→ **Written instruction**: Each line that holds the word "this" is to be identified and copied.

(Data records)
(begin)
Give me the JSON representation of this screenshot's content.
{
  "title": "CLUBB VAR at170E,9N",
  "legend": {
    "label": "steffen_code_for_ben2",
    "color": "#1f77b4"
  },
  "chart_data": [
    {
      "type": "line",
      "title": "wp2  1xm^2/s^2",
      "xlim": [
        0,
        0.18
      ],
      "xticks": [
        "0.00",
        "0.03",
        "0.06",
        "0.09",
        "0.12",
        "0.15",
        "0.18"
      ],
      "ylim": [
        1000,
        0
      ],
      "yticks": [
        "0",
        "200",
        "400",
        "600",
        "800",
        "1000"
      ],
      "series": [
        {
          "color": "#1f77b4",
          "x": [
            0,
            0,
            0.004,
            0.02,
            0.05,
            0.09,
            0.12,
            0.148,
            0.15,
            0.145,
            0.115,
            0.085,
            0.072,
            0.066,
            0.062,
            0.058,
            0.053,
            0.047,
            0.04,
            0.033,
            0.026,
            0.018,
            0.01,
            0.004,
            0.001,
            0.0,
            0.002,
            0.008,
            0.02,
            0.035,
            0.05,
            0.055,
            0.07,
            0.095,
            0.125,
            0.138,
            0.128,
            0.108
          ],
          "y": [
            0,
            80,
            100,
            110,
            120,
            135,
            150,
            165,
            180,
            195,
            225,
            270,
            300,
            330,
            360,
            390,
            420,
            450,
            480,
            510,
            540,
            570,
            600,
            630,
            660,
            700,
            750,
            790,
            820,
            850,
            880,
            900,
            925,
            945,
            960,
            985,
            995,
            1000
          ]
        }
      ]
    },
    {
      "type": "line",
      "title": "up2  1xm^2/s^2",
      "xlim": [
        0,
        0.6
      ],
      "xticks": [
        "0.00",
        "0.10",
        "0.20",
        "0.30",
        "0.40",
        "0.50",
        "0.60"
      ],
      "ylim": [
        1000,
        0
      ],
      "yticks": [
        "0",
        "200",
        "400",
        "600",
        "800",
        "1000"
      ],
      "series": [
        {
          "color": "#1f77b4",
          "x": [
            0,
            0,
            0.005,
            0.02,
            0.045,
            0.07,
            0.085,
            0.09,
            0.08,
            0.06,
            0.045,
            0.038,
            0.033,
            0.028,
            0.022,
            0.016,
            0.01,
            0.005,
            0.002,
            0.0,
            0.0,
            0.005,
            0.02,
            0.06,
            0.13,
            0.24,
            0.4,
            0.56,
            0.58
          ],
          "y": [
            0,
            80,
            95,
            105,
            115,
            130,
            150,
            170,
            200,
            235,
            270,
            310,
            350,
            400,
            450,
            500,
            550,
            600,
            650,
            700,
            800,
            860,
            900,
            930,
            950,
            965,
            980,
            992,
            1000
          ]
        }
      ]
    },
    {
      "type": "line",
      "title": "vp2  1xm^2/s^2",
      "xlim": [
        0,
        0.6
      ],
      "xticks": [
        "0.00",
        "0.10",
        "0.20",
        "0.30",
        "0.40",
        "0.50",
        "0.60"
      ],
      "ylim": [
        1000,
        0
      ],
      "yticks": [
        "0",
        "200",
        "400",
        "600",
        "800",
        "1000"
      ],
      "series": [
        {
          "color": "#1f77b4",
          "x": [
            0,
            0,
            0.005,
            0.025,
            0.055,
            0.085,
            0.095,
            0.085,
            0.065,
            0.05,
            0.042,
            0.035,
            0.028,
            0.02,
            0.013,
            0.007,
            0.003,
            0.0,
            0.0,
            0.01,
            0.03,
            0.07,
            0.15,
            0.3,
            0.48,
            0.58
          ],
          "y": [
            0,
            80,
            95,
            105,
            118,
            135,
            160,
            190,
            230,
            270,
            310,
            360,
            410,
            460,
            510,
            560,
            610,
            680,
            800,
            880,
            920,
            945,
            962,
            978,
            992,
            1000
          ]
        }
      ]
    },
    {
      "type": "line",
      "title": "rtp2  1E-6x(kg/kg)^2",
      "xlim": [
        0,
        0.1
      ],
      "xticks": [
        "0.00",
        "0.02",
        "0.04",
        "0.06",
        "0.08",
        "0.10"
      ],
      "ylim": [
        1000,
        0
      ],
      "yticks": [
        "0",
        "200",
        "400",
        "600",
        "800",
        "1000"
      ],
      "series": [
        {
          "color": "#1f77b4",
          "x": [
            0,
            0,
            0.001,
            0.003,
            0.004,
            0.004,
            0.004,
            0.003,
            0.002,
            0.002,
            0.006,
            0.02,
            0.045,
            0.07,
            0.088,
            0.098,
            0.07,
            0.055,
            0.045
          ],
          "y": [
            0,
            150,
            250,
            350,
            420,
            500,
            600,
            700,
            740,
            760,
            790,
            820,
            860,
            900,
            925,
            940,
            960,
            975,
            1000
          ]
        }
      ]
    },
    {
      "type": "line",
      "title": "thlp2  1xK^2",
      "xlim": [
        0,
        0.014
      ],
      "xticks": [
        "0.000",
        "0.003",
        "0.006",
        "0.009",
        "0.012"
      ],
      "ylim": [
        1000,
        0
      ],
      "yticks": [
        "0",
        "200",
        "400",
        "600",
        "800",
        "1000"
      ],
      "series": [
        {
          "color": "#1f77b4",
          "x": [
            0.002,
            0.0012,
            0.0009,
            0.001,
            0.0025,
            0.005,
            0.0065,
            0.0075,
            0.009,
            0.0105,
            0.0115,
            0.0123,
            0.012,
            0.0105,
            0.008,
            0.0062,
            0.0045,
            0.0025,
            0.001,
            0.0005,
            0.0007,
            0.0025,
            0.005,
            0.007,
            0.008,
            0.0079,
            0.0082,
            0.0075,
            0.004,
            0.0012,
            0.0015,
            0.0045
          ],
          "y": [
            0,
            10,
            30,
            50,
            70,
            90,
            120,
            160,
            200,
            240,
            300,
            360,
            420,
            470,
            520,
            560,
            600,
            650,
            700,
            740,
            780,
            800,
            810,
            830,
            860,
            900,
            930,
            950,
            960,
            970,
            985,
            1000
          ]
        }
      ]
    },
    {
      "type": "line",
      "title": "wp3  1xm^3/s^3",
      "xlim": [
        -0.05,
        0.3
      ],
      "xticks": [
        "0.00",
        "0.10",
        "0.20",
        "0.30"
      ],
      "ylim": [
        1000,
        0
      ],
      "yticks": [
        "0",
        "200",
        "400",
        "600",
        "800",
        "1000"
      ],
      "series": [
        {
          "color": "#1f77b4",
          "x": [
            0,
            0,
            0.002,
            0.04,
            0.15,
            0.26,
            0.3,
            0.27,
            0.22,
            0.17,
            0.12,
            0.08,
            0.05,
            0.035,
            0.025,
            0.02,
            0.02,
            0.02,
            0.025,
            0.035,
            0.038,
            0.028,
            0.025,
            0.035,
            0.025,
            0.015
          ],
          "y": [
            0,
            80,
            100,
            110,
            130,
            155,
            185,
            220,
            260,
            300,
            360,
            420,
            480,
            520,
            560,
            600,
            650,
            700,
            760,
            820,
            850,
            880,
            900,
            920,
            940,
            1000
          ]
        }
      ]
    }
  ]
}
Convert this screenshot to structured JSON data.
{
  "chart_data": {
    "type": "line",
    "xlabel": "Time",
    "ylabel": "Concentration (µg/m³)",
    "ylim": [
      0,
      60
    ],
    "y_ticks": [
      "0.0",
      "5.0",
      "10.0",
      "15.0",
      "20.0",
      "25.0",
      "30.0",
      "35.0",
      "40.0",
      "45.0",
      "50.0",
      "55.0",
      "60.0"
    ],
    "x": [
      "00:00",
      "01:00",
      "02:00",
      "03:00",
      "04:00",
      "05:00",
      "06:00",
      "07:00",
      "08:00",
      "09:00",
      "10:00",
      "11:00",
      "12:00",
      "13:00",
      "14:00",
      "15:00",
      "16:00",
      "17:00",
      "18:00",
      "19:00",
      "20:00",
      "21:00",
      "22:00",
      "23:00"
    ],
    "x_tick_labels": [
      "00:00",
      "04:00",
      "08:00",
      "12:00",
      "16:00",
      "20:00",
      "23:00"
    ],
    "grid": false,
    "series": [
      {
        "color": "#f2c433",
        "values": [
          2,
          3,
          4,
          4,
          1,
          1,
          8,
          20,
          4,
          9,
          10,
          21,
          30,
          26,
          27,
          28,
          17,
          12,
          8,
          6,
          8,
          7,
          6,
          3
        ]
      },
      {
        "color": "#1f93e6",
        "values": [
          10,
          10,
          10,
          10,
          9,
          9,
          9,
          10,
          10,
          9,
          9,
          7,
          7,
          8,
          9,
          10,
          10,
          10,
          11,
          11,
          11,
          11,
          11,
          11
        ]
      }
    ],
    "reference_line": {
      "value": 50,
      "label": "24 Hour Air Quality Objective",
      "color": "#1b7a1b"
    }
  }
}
(end)
→ **Task response**:
Give me the JSON representation of this screenshot's content.
Convert this screenshot to structured JSON data.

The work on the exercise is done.